AIM:
Retype all of the data exactly as given.

---------- THE INPUT

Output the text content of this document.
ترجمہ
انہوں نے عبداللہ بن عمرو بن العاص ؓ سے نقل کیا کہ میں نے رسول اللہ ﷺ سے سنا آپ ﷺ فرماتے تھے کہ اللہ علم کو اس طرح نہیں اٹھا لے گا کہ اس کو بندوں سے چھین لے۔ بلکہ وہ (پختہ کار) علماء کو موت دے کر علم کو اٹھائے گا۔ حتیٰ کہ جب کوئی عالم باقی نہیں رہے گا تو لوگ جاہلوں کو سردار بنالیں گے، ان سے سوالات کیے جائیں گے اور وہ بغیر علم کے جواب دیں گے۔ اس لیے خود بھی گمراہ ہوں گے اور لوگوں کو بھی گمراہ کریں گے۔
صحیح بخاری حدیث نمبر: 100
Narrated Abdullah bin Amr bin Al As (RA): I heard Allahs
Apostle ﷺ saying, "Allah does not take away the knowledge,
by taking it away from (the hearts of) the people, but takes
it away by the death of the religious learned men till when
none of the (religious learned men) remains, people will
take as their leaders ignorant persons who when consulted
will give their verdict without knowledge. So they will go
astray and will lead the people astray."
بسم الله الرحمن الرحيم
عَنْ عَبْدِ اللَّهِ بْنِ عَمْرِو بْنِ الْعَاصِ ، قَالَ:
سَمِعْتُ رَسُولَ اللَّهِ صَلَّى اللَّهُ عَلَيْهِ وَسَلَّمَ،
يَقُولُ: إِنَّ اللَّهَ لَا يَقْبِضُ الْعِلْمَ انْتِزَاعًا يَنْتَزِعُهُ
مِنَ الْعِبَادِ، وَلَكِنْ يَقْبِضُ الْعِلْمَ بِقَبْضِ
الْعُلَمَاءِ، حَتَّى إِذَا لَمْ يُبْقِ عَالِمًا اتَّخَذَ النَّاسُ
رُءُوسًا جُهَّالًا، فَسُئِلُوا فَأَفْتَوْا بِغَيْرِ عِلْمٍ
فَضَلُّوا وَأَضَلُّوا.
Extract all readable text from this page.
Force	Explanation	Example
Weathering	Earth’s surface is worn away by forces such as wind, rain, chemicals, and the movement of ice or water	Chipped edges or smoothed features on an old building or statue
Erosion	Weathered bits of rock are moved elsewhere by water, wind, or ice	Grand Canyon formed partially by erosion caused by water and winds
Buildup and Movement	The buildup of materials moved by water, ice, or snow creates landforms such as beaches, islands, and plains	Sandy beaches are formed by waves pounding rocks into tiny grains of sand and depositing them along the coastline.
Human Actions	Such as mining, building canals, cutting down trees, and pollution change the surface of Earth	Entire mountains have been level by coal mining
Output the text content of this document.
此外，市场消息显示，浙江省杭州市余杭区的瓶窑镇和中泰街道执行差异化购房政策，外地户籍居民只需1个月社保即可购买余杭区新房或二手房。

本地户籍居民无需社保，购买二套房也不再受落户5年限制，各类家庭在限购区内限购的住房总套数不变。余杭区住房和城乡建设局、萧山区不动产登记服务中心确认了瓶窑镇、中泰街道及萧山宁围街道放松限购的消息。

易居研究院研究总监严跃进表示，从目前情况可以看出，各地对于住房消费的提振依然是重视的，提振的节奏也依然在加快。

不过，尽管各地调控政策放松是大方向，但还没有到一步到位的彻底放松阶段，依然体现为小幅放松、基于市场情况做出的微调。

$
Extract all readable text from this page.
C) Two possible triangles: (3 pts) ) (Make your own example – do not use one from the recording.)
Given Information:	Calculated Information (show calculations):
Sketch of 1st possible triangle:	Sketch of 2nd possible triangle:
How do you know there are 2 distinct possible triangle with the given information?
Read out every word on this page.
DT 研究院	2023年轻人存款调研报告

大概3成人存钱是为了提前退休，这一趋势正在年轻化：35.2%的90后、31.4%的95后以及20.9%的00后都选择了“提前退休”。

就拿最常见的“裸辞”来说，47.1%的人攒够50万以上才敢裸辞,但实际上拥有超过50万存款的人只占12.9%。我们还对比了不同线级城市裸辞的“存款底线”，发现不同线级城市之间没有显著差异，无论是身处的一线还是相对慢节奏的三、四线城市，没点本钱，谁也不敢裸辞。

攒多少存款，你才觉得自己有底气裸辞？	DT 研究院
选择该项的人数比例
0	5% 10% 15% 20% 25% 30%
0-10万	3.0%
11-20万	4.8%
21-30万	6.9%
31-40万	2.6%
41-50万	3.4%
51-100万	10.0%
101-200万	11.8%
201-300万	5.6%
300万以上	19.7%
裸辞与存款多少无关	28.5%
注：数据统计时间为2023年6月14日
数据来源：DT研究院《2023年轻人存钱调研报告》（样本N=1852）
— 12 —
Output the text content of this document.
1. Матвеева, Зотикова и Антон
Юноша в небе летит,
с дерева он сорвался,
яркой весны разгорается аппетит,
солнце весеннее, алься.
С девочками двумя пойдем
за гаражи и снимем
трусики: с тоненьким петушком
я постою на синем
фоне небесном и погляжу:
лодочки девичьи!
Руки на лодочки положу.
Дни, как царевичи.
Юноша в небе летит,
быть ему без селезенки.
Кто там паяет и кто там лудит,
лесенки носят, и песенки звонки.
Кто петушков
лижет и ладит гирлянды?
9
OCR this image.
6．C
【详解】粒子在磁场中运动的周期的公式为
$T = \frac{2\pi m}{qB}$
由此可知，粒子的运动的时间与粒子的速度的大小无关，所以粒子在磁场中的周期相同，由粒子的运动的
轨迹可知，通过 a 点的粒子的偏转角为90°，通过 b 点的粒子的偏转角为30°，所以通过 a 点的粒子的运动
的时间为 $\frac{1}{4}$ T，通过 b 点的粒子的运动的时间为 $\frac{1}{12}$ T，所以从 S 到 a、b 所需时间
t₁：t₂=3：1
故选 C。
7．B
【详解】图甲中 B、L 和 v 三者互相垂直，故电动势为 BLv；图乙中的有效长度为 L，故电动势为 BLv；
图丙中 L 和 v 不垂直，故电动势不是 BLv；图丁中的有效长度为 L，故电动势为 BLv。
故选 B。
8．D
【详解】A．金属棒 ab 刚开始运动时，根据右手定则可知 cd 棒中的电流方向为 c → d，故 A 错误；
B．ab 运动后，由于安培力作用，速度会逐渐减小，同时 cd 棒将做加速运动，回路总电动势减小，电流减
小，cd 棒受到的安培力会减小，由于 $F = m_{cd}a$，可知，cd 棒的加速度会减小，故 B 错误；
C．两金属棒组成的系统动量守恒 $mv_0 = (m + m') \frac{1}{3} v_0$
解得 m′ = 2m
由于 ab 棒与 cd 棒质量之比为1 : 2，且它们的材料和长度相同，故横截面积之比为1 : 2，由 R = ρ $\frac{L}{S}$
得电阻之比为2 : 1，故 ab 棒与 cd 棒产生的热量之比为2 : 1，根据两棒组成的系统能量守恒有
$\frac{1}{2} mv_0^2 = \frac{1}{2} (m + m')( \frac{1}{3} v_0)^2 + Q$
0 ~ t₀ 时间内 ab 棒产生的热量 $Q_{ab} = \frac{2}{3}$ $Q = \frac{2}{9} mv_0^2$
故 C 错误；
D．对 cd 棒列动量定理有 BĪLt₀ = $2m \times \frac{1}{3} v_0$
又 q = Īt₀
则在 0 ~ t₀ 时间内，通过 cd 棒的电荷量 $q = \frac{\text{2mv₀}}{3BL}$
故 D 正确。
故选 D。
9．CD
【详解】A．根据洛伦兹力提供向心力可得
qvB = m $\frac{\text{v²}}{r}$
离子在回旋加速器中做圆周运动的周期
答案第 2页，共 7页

--------------------

WRITTEN ANSWER:
Output the text content of this document.
ترجمہ
انہوں نے عبداللہ بن عمرو بن العاص ؓ سے نقل کیا کہ میں نے رسول اللہ ﷺ سے سنا آپ ﷺ فرماتے تھے کہ اللہ علم کو اس طرح نہیں اٹھا لے گا کہ اس کو بندوں سے چھین لے۔ بلکہ وہ (پختہ کار) علماء کو موت دے کر علم کو اٹھائے گا۔ حتیٰ کہ جب کوئی عالم باقی نہیں رہے گا تو لوگ جاہلوں کو سردار بنالیں گے، ان سے سوالات کیے جائیں گے اور وہ بغیر علم کے جواب دیں گے۔ اس لیے خود بھی گمراہ ہوں گے اور لوگوں کو بھی گمراہ کریں گے۔
صحیح بخاری حدیث نمبر: 100
Narrated Abdullah bin Amr bin Al As (RA): I heard Allahs
Apostle ﷺ saying, "Allah does not take away the knowledge,
by taking it away from (the hearts of) the people, but takes
it away by the death of the religious learned men till when
none of the (religious learned men) remains, people will
take as their leaders ignorant persons who when consulted
will give their verdict without knowledge. So they will go
astray and will lead the people astray."
بسم الله الرحمن الرحيم
عَنْ عَبْدِ اللَّهِ بْنِ عَمْرِو بْنِ الْعَاصِ ، قَالَ:
سَمِعْتُ رَسُولَ اللَّهِ صَلَّى اللَّهُ عَلَيْهِ وَسَلَّمَ،
يَقُولُ: إِنَّ اللَّهَ لَا يَقْبِضُ الْعِلْمَ انْتِزَاعًا يَنْتَزِعُهُ
مِنَ الْعِبَادِ، وَلَكِنْ يَقْبِضُ الْعِلْمَ بِقَبْضِ
الْعُلَمَاءِ، حَتَّى إِذَا لَمْ يُبْقِ عَالِمًا اتَّخَذَ النَّاسُ
رُءُوسًا جُهَّالًا، فَسُئِلُوا فَأَفْتَوْا بِغَيْرِ عِلْمٍ
فَضَلُّوا وَأَضَلُّوا.
Extract all readable text from this page.
Force	Explanation	Example
Weathering	Earth’s surface is worn away by forces such as wind, rain, chemicals, and the movement of ice or water	Chipped edges or smoothed features on an old building or statue
Erosion	Weathered bits of rock are moved elsewhere by water, wind, or ice	Grand Canyon formed partially by erosion caused by water and winds
Buildup and Movement	The buildup of materials moved by water, ice, or snow creates landforms such as beaches, islands, and plains	Sandy beaches are formed by waves pounding rocks into tiny grains of sand and depositing them along the coastline.
Human Actions	Such as mining, building canals, cutting down trees, and pollution change the surface of Earth	Entire mountains have been level by coal mining
Output the text content of this document.
此外，市场消息显示，浙江省杭州市余杭区的瓶窑镇和中泰街道执行差异化购房政策，外地户籍居民只需1个月社保即可购买余杭区新房或二手房。

本地户籍居民无需社保，购买二套房也不再受落户5年限制，各类家庭在限购区内限购的住房总套数不变。余杭区住房和城乡建设局、萧山区不动产登记服务中心确认了瓶窑镇、中泰街道及萧山宁围街道放松限购的消息。

易居研究院研究总监严跃进表示，从目前情况可以看出，各地对于住房消费的提振依然是重视的，提振的节奏也依然在加快。

不过，尽管各地调控政策放松是大方向，但还没有到一步到位的彻底放松阶段，依然体现为小幅放松、基于市场情况做出的微调。

$
Extract all readable text from this page.
C) Two possible triangles: (3 pts) ) (Make your own example – do not use one from the recording.)
Given Information:	Calculated Information (show calculations):
Sketch of 1st possible triangle:	Sketch of 2nd possible triangle:
How do you know there are 2 distinct possible triangle with the given information?
Read out every word on this page.
DT 研究院	2023年轻人存款调研报告

大概3成人存钱是为了提前退休，这一趋势正在年轻化：35.2%的90后、31.4%的95后以及20.9%的00后都选择了“提前退休”。

就拿最常见的“裸辞”来说，47.1%的人攒够50万以上才敢裸辞,但实际上拥有超过50万存款的人只占12.9%。我们还对比了不同线级城市裸辞的“存款底线”，发现不同线级城市之间没有显著差异，无论是身处的一线还是相对慢节奏的三、四线城市，没点本钱，谁也不敢裸辞。

攒多少存款，你才觉得自己有底气裸辞？	DT 研究院
选择该项的人数比例
0	5% 10% 15% 20% 25% 30%
0-10万	3.0%
11-20万	4.8%
21-30万	6.9%
31-40万	2.6%
41-50万	3.4%
51-100万	10.0%
101-200万	11.8%
201-300万	5.6%
300万以上	19.7%
裸辞与存款多少无关	28.5%
注：数据统计时间为2023年6月14日
数据来源：DT研究院《2023年轻人存钱调研报告》（样本N=1852）
— 12 —
Output the text content of this document.
1. Матвеева, Зотикова и Антон
Юноша в небе летит,
с дерева он сорвался,
яркой весны разгорается аппетит,
солнце весеннее, алься.
С девочками двумя пойдем
за гаражи и снимем
трусики: с тоненьким петушком
я постою на синем
фоне небесном и погляжу:
лодочки девичьи!
Руки на лодочки положу.
Дни, как царевичи.
Юноша в небе летит,
быть ему без селезенки.
Кто там паяет и кто там лудит,
лесенки носят, и песенки звонки.
Кто петушков
лижет и ладит гирлянды?
9
OCR this image.
6．C
【详解】粒子在磁场中运动的周期的公式为
$T = \frac{2\pi m}{qB}$
由此可知，粒子的运动的时间与粒子的速度的大小无关，所以粒子在磁场中的周期相同，由粒子的运动的
轨迹可知，通过 a 点的粒子的偏转角为90°，通过 b 点的粒子的偏转角为30°，所以通过 a 点的粒子的运动
的时间为 $\frac{1}{4}$ T，通过 b 点的粒子的运动的时间为 $\frac{1}{12}$ T，所以从 S 到 a、b 所需时间
t₁：t₂=3：1
故选 C。
7．B
【详解】图甲中 B、L 和 v 三者互相垂直，故电动势为 BLv；图乙中的有效长度为 L，故电动势为 BLv；
图丙中 L 和 v 不垂直，故电动势不是 BLv；图丁中的有效长度为 L，故电动势为 BLv。
故选 B。
8．D
【详解】A．金属棒 ab 刚开始运动时，根据右手定则可知 cd 棒中的电流方向为 c → d，故 A 错误；
B．ab 运动后，由于安培力作用，速度会逐渐减小，同时 cd 棒将做加速运动，回路总电动势减小，电流减
小，cd 棒受到的安培力会减小，由于 $F = m_{cd}a$，可知，cd 棒的加速度会减小，故 B 错误；
C．两金属棒组成的系统动量守恒 $mv_0 = (m + m') \frac{1}{3} v_0$
解得 m′ = 2m
由于 ab 棒与 cd 棒质量之比为1 : 2，且它们的材料和长度相同，故横截面积之比为1 : 2，由 R = ρ $\frac{L}{S}$
得电阻之比为2 : 1，故 ab 棒与 cd 棒产生的热量之比为2 : 1，根据两棒组成的系统能量守恒有
$\frac{1}{2} mv_0^2 = \frac{1}{2} (m + m')( \frac{1}{3} v_0)^2 + Q$
0 ~ t₀ 时间内 ab 棒产生的热量 $Q_{ab} = \frac{2}{3}$ $Q = \frac{2}{9} mv_0^2$
故 C 错误；
D．对 cd 棒列动量定理有 BĪLt₀ = $2m \times \frac{1}{3} v_0$
又 q = Īt₀
则在 0 ~ t₀ 时间内，通过 cd 棒的电荷量 $q = \frac{\text{2mv₀}}{3BL}$
故 D 正确。
故选 D。
9．CD
【详解】A．根据洛伦兹力提供向心力可得
qvB = m $\frac{\text{v²}}{r}$
离子在回旋加速器中做圆周运动的周期
答案第 2页，共 7页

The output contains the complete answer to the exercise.